> [Aim of the exercise]:
Copy each of the entries below faithfully, setting aside any pictures.

> [Raw records]:
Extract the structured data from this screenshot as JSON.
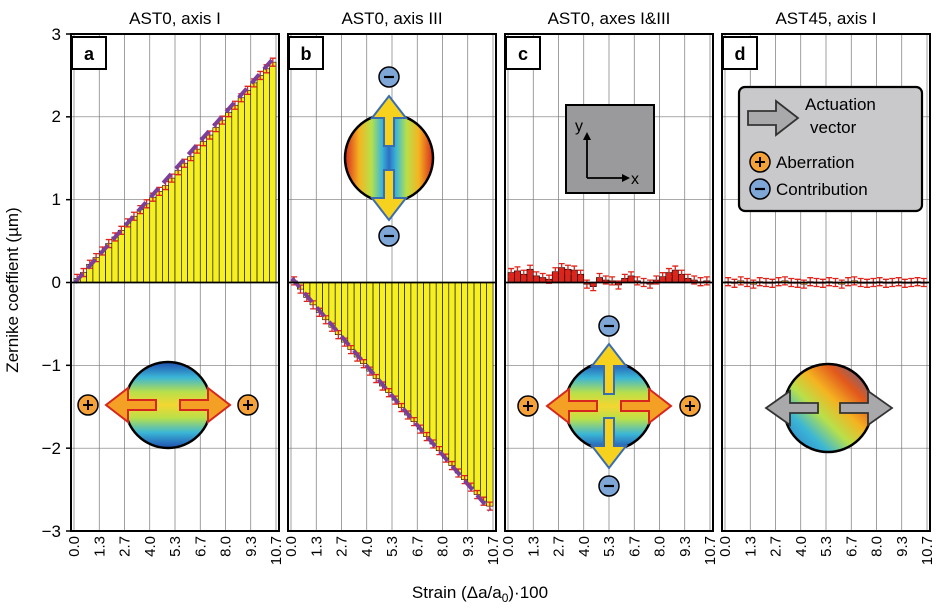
{
  "chart_data": {
    "type": "bar",
    "ylabel": "Zernike coeffient (µm)",
    "xlabel": "Strain (Δa/a0)·100",
    "xlabel_parts": {
      "main": "Strain (Δa/a",
      "sub": "0",
      "tail": ")·100"
    },
    "ylim": [
      -3,
      3
    ],
    "yticks": [
      "−3",
      "−2",
      "−1",
      "0",
      "1",
      "2",
      "3"
    ],
    "xticks": [
      "0.0",
      "1.3",
      "2.7",
      "4.0",
      "5.3",
      "6.7",
      "8.0",
      "9.3",
      "10.7"
    ],
    "grid": true,
    "panels": [
      {
        "id": "a",
        "title": "AST0, axis I",
        "bar_color": "#f6ef22",
        "values": [
          0.05,
          0.12,
          0.22,
          0.3,
          0.38,
          0.47,
          0.55,
          0.63,
          0.72,
          0.8,
          0.88,
          0.95,
          1.03,
          1.1,
          1.17,
          1.26,
          1.35,
          1.44,
          1.52,
          1.61,
          1.7,
          1.78,
          1.87,
          1.96,
          2.05,
          2.14,
          2.23,
          2.32,
          2.41,
          2.5,
          2.58,
          2.66
        ],
        "fit": [
          0.0,
          2.7
        ],
        "inset": "single-axis aberration with two outward actuation arrows along x, each marked Aberration (+)"
      },
      {
        "id": "b",
        "title": "AST0, axis III",
        "bar_color": "#f6ef22",
        "values": [
          0.02,
          -0.08,
          -0.18,
          -0.27,
          -0.36,
          -0.45,
          -0.54,
          -0.63,
          -0.72,
          -0.81,
          -0.9,
          -0.98,
          -1.07,
          -1.16,
          -1.25,
          -1.33,
          -1.42,
          -1.51,
          -1.6,
          -1.68,
          -1.77,
          -1.86,
          -1.95,
          -2.03,
          -2.12,
          -2.21,
          -2.3,
          -2.38,
          -2.47,
          -2.56,
          -2.64,
          -2.7
        ],
        "fit": [
          0.05,
          -2.75
        ],
        "inset": "single-axis contribution with two outward actuation arrows along y, each marked Contribution (−)"
      },
      {
        "id": "c",
        "title": "AST0, axes I&III",
        "bar_color": "#d7261e",
        "values": [
          0.12,
          0.14,
          0.1,
          0.16,
          0.08,
          0.06,
          0.04,
          0.13,
          0.18,
          0.16,
          0.15,
          0.1,
          -0.02,
          -0.05,
          0.06,
          0.03,
          0.02,
          -0.03,
          0.05,
          0.08,
          0.02,
          0.0,
          -0.02,
          0.03,
          0.07,
          0.12,
          0.15,
          0.1,
          0.05,
          0.03,
          0.01,
          0.02
        ],
        "inset": "coordinate system box (x, y) and four actuation arrows along x (+) and y (−)"
      },
      {
        "id": "d",
        "title": "AST45, axis I",
        "bar_color": "#f6ef22",
        "values": [
          0.01,
          -0.01,
          0.02,
          0.0,
          -0.02,
          0.01,
          0.0,
          -0.01,
          0.01,
          0.02,
          0.0,
          -0.01,
          -0.02,
          0.01,
          0.0,
          -0.01,
          0.01,
          0.0,
          -0.02,
          0.01,
          0.02,
          0.0,
          -0.01,
          0.0,
          0.01,
          -0.01,
          0.0,
          0.01,
          -0.01,
          0.0,
          0.01,
          0.0
        ],
        "inset": "diagonal aberration pattern with horizontal gray actuation arrows"
      }
    ],
    "legend": {
      "placement": "top-right of panel d",
      "items": [
        "Actuation",
        "vector",
        "Aberration",
        "Contribution"
      ]
    },
    "colors": {
      "bar_yellow": "#f6ef22",
      "bar_red": "#d7261e",
      "error_bar": "#e2231a",
      "fit_line": "#7b3f9a",
      "plus_marker": "#f5a13a",
      "minus_marker": "#7ea7d8",
      "legend_bg": "#c9c9cb"
    }
  }
}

> [Reply]:
Extract the structured data from this screenshot as JSON.
{
  "chart_data": {
    "type": "bar",
    "ylabel": "Zernike coeffient (µm)",
    "xlabel": "Strain (Δa/a0)·100",
    "xlabel_parts": {
      "main": "Strain (Δa/a",
      "sub": "0",
      "tail": ")·100"
    },
    "ylim": [
      -3,
      3
    ],
    "yticks": [
      "−3",
      "−2",
      "−1",
      "0",
      "1",
      "2",
      "3"
    ],
    "xticks": [
      "0.0",
      "1.3",
      "2.7",
      "4.0",
      "5.3",
      "6.7",
      "8.0",
      "9.3",
      "10.7"
    ],
    "grid": true,
    "panels": [
      {
        "id": "a",
        "title": "AST0, axis I",
        "bar_color": "#f6ef22",
        "values": [
          0.05,
          0.12,
          0.22,
          0.3,
          0.38,
          0.47,
          0.55,
          0.63,
          0.72,
          0.8,
          0.88,
          0.95,
          1.03,
          1.1,
          1.17,
          1.26,
          1.35,
          1.44,
          1.52,
          1.61,
          1.7,
          1.78,
          1.87,
          1.96,
          2.05,
          2.14,
          2.23,
          2.32,
          2.41,
          2.5,
          2.58,
          2.66
        ],
        "fit": [
          0.0,
          2.7
        ],
        "inset": "single-axis aberration with two outward actuation arrows along x, each marked Aberration (+)"
      },
      {
        "id": "b",
        "title": "AST0, axis III",
        "bar_color": "#f6ef22",
        "values": [
          0.02,
          -0.08,
          -0.18,
          -0.27,
          -0.36,
          -0.45,
          -0.54,
          -0.63,
          -0.72,
          -0.81,
          -0.9,
          -0.98,
          -1.07,
          -1.16,
          -1.25,
          -1.33,
          -1.42,
          -1.51,
          -1.6,
          -1.68,
          -1.77,
          -1.86,
          -1.95,
          -2.03,
          -2.12,
          -2.21,
          -2.3,
          -2.38,
          -2.47,
          -2.56,
          -2.64,
          -2.7
        ],
        "fit": [
          0.05,
          -2.75
        ],
        "inset": "single-axis contribution with two outward actuation arrows along y, each marked Contribution (−)"
      },
      {
        "id": "c",
        "title": "AST0, axes I&III",
        "bar_color": "#d7261e",
        "values": [
          0.12,
          0.14,
          0.1,
          0.16,
          0.08,
          0.06,
          0.04,
          0.13,
          0.18,
          0.16,
          0.15,
          0.1,
          -0.02,
          -0.05,
          0.06,
          0.03,
          0.02,
          -0.03,
          0.05,
          0.08,
          0.02,
          0.0,
          -0.02,
          0.03,
          0.07,
          0.12,
          0.15,
          0.1,
          0.05,
          0.03,
          0.01,
          0.02
        ],
        "inset": "coordinate system box (x, y) and four actuation arrows along x (+) and y (−)"
      },
      {
        "id": "d",
        "title": "AST45, axis I",
        "bar_color": "#f6ef22",
        "values": [
          0.01,
          -0.01,
          0.02,
          0.0,
          -0.02,
          0.01,
          0.0,
          -0.01,
          0.01,
          0.02,
          0.0,
          -0.01,
          -0.02,
          0.01,
          0.0,
          -0.01,
          0.01,
          0.0,
          -0.02,
          0.01,
          0.02,
          0.0,
          -0.01,
          0.0,
          0.01,
          -0.01,
          0.0,
          0.01,
          -0.01,
          0.0,
          0.01,
          0.0
        ],
        "inset": "diagonal aberration pattern with horizontal gray actuation arrows"
      }
    ],
    "legend": {
      "placement": "top-right of panel d",
      "items": [
        "Actuation",
        "vector",
        "Aberration",
        "Contribution"
      ]
    },
    "colors": {
      "bar_yellow": "#f6ef22",
      "bar_red": "#d7261e",
      "error_bar": "#e2231a",
      "fit_line": "#7b3f9a",
      "plus_marker": "#f5a13a",
      "minus_marker": "#7ea7d8",
      "legend_bg": "#c9c9cb"
    }
  }
}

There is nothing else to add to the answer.